- _Supplied passage_
************

= Silicon–oxygen bond =

Covalent chemical bond between silicon and oxygen atoms

A silicon–oxygen bond (Si\sO bond) is a chemical bond between silicon and oxygen atoms that can be found in many inorganic and organic compounds. In a silicon–oxygen bond, electrons are shared unequally between the two atoms, with oxygen taking the larger share due to its greater electronegativity. This polarisation means Si–O bonds show characteristics of both covalent and ionic bonds. Compounds containing silicon–oxygen bonds include materials of major geological and industrial significance such as silica, silicate minerals and silicone polymers like polydimethylsiloxane.

== Bond polarity, length and strength ==
On the Pauling electronegativity scale, silicon has an electronegativity of 1.90 and oxygen 3.44. The electronegativity difference between the elements is therefore 1.54. Because of this moderately large difference in electronegativities, the Si\sO bond is polar but not fully ionic. Carbon has an electronegativity of 2.55 so carbon–oxygen bonds have an electronegativity difference of 0.89 and are less polar than silicon–oxygen bonds. Silicon–oxygen bonds are therefore covalent and polar, with a partial positive charge on silicon and a partial negative charge on oxygen: Si^{δ+}—O^{δ−}.

Silicon–oxygen single bonds are longer (1.6 vs 1.4 Å) but stronger (452 vs. about 360 kJ mol^{−1}) than carbon–oxygen single bonds. However, silicon–oxygen double bonds are weaker than carbon–oxygen double bonds (590 vs. 715 kJ mol^{−1}) due to a better overlap of p orbitals forming a stronger pi bond in the latter. This is an example of the double bond rule. For these reasons, carbon dioxide is a molecular gas containing two C=O double bonds per carbon atom whereas silicon dioxide is a polymeric solid containing four Si–O single bonds per silicon atom; molecular SiO_{2} containing two Si=O double bonds would polymerise. Other compounds containing Si=O double bonds are normally very reactive and unstable with respect to polymerisation or oligomerization. Silanones oligomerise to siloxanes unless they are stabilised, for example by coordination to a metal centre, coordination to Lewis acids or bases, or by steric shielding.

************

Carry on the article about the silicon–oxygen bond, starting right after its final sentence.

************

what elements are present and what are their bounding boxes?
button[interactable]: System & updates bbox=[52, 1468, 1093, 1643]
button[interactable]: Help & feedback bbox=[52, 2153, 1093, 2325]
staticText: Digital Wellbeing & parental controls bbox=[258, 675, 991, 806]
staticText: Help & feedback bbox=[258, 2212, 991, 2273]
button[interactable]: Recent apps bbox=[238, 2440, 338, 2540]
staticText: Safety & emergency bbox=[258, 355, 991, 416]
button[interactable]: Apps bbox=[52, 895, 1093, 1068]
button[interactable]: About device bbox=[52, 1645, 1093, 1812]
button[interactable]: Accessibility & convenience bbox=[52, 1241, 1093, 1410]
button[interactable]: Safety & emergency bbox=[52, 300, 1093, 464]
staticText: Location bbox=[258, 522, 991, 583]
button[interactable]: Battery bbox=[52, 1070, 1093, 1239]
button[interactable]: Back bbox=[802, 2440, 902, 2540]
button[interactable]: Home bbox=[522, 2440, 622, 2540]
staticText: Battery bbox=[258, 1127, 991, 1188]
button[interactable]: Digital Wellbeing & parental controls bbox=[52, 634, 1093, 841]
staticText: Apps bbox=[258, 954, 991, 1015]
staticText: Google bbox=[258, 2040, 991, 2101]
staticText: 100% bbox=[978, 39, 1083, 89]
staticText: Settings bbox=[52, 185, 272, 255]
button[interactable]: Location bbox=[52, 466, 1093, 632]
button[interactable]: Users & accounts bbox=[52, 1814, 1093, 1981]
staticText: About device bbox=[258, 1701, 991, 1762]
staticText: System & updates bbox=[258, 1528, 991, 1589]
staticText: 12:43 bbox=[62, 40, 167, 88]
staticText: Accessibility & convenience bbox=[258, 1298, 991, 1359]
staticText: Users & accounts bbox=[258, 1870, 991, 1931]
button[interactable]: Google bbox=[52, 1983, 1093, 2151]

************

- _Response below_
Comparison of C–O and Si–O bonds
| Bond | Carbon–oxygen | Silicon–oxygen |
| E | C | Si |
| Pauling electronegativity of E | 2.55 | 1.90 |
| Pauling electronegativity difference between E and O | 0.89 | 1.54 |
| H_{3}E–O–EH_{3} Bond angle / ° | 111 | 142 |
| Typical sp^{3} E–O single bond length / Å | 1.43 | 1.63 |
| Typical sp^{2} E–O single bond length / Å | 1.34 |  |
| Typical sp^{2} E=O double bond length / Å | 1.21 | 1.52 |
| Typical sp E=O double bond length / Å | 1.16 | 1.48 |
| Typical E–O single bond strength / kJ mol^{−1} | ~360 | 452 |
| Typical E=O double bond strength / kJ mol^{−1} | 715 | 590 |

== Bond angles ==
Disiloxane groups, Si–O–Si, tend to have larger bond angles than their carbon counterparts, C–O–C. The Si–O–Si angle ranges from about 130–180°, whereas the C–O–C angle in ethers is typically 107–113°. Si–O–C groups are intermediate, tending to have bond angles smaller than Si–O–Si but larger than C–O–C. The main reasons are hyperconjugation (donation from an oxygen p orbital to an Si–R σ* sigma antibonding molecular orbital, for example) and ionic effects (such as electrostatic repulsion between the two neighbouring partially positive silicon atoms). Recent calculations suggest π backbonding from an oxygen 2p orbital to a silicon 3d orbital makes only a minor contribution to bonding as the Si 3d orbital is too high in energy.

The Si–O–Si angle is 144° in α-quartz, 155° in β-quartz, 147° in α-cristobalite and (153±20)° in vitreous silica. It is 180° in coesite (another polymorph of SiO_{2}), in Ph_{3}Si–O–SiPh_{3}, and in the [O_{3}Si–O–SiO_{3}]^{6−} ion in thortveitite, Sc_{2}Si_{2}O_{7}. It increases progressively from 133° to 180° in Ln_{2}Si_{2}O_{7} as the size and coordination number of the lanthanide decreases from neodymium to lutetium. It is 150° in hemimorphite and 134° in lithium metasilicate and sodium metasilicate.

== Coordination number ==
In silicate minerals, silicon often forms single bonds to four oxygen atoms in a tetrahedral molecular geometry, forming a silicon–oxygen tetrahedron. At high pressures, silicon can increase its coordination number to six, as in stishovite.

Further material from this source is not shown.